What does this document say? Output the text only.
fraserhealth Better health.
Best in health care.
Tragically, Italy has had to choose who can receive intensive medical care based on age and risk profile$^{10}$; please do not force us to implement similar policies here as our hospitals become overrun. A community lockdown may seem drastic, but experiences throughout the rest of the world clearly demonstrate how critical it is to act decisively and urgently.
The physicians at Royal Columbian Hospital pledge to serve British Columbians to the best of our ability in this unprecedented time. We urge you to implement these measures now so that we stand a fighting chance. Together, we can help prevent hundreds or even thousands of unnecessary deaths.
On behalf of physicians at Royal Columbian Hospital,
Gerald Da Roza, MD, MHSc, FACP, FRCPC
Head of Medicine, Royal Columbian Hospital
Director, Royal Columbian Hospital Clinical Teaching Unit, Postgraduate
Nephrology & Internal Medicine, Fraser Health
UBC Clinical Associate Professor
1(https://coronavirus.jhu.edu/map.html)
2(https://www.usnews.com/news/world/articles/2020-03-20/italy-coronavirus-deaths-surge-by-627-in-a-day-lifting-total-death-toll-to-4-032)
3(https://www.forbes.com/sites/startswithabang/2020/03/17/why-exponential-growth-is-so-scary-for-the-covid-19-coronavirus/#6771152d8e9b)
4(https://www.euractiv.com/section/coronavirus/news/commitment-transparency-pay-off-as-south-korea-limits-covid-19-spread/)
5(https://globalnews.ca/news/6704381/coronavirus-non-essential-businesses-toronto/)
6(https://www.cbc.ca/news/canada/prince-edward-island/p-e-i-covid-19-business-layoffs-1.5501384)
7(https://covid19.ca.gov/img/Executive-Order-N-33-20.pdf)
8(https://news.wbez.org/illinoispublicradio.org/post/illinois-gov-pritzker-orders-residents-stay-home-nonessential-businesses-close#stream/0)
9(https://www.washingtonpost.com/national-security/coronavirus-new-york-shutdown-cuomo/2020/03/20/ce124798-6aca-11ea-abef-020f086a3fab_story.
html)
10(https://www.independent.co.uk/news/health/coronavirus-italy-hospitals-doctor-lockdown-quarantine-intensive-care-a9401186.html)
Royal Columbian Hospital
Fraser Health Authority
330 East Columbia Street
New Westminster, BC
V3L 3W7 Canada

The problem - Repeat each entry exactly, so that nothing in the listing is lost.

Written solution -
What does this document say? Output the text only.
fraserhealth Better health.
Best in health care.
Tragically, Italy has had to choose who can receive intensive medical care based on age and risk profile$^{10}$; please do not force us to implement similar policies here as our hospitals become overrun. A community lockdown may seem drastic, but experiences throughout the rest of the world clearly demonstrate how critical it is to act decisively and urgently.
The physicians at Royal Columbian Hospital pledge to serve British Columbians to the best of our ability in this unprecedented time. We urge you to implement these measures now so that we stand a fighting chance. Together, we can help prevent hundreds or even thousands of unnecessary deaths.
On behalf of physicians at Royal Columbian Hospital,
Gerald Da Roza, MD, MHSc, FACP, FRCPC
Head of Medicine, Royal Columbian Hospital
Director, Royal Columbian Hospital Clinical Teaching Unit, Postgraduate
Nephrology & Internal Medicine, Fraser Health
UBC Clinical Associate Professor
1(https://coronavirus.jhu.edu/map.html)
2(https://www.usnews.com/news/world/articles/2020-03-20/italy-coronavirus-deaths-surge-by-627-in-a-day-lifting-total-death-toll-to-4-032)
3(https://www.forbes.com/sites/startswithabang/2020/03/17/why-exponential-growth-is-so-scary-for-the-covid-19-coronavirus/#6771152d8e9b)
4(https://www.euractiv.com/section/coronavirus/news/commitment-transparency-pay-off-as-south-korea-limits-covid-19-spread/)
5(https://globalnews.ca/news/6704381/coronavirus-non-essential-businesses-toronto/)
6(https://www.cbc.ca/news/canada/prince-edward-island/p-e-i-covid-19-business-layoffs-1.5501384)
7(https://covid19.ca.gov/img/Executive-Order-N-33-20.pdf)
8(https://news.wbez.org/illinoispublicradio.org/post/illinois-gov-pritzker-orders-residents-stay-home-nonessential-businesses-close#stream/0)
9(https://www.washingtonpost.com/national-security/coronavirus-new-york-shutdown-cuomo/2020/03/20/ce124798-6aca-11ea-abef-020f086a3fab_story.
html)
10(https://www.independent.co.uk/news/health/coronavirus-italy-hospitals-doctor-lockdown-quarantine-intensive-care-a9401186.html)
Royal Columbian Hospital
Fraser Health Authority
330 East Columbia Street
New Westminster, BC
V3L 3W7 Canada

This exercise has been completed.